**Data supplied**

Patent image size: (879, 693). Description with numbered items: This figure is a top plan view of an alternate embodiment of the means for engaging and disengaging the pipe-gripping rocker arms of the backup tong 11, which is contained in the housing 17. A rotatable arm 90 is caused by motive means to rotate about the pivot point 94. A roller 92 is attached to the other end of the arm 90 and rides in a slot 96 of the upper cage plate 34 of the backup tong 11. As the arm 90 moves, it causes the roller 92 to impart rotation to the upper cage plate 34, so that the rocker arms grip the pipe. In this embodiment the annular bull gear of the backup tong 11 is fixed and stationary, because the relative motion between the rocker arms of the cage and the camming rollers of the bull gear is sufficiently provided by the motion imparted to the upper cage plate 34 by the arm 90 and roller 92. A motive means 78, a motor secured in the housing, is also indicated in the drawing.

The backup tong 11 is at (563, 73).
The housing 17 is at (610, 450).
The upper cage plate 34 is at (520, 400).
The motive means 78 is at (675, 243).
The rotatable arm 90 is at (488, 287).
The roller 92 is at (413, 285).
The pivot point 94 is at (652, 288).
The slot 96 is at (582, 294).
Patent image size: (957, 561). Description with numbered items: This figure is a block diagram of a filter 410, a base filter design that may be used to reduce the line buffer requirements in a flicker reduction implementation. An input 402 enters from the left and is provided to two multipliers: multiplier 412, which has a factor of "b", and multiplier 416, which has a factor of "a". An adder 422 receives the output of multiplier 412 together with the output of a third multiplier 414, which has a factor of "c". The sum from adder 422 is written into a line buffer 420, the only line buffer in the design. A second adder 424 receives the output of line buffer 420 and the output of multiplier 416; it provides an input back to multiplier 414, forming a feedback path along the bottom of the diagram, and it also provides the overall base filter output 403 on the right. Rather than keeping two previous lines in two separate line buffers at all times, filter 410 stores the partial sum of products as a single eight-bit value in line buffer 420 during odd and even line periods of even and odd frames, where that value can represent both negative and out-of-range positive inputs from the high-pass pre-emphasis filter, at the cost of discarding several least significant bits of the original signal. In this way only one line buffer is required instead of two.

**Instruction**
Reproduce every one of the lines above verbatim, without changing a single character.

**Final result**
Patent image size: (879, 693). Description with numbered items: This figure is a top plan view of an alternate embodiment of the means for engaging and disengaging the pipe-gripping rocker arms of the backup tong 11, which is contained in the housing 17. A rotatable arm 90 is caused by motive means to rotate about the pivot point 94. A roller 92 is attached to the other end of the arm 90 and rides in a slot 96 of the upper cage plate 34 of the backup tong 11. As the arm 90 moves, it causes the roller 92 to impart rotation to the upper cage plate 34, so that the rocker arms grip the pipe. In this embodiment the annular bull gear of the backup tong 11 is fixed and stationary, because the relative motion between the rocker arms of the cage and the camming rollers of the bull gear is sufficiently provided by the motion imparted to the upper cage plate 34 by the arm 90 and roller 92. A motive means 78, a motor secured in the housing, is also indicated in the drawing.

The backup tong 11 is at (563, 73).
The housing 17 is at (610, 450).
The upper cage plate 34 is at (520, 400).
The motive means 78 is at (675, 243).
The rotatable arm 90 is at (488, 287).
The roller 92 is at (413, 285).
The pivot point 94 is at (652, 288).
The slot 96 is at (582, 294).
Patent image size: (957, 561). Description with numbered items: This figure is a block diagram of a filter 410, a base filter design that may be used to reduce the line buffer requirements in a flicker reduction implementation. An input 402 enters from the left and is provided to two multipliers: multiplier 412, which has a factor of "b", and multiplier 416, which has a factor of "a". An adder 422 receives the output of multiplier 412 together with the output of a third multiplier 414, which has a factor of "c". The sum from adder 422 is written into a line buffer 420, the only line buffer in the design. A second adder 424 receives the output of line buffer 420 and the output of multiplier 416; it provides an input back to multiplier 414, forming a feedback path along the bottom of the diagram, and it also provides the overall base filter output 403 on the right. Rather than keeping two previous lines in two separate line buffers at all times, filter 410 stores the partial sum of products as a single eight-bit value in line buffer 420 during odd and even line periods of even and odd frames, where that value can represent both negative and out-of-range positive inputs from the high-pass pre-emphasis filter, at the cost of discarding several least significant bits of the original signal. In this way only one line buffer is required instead of two.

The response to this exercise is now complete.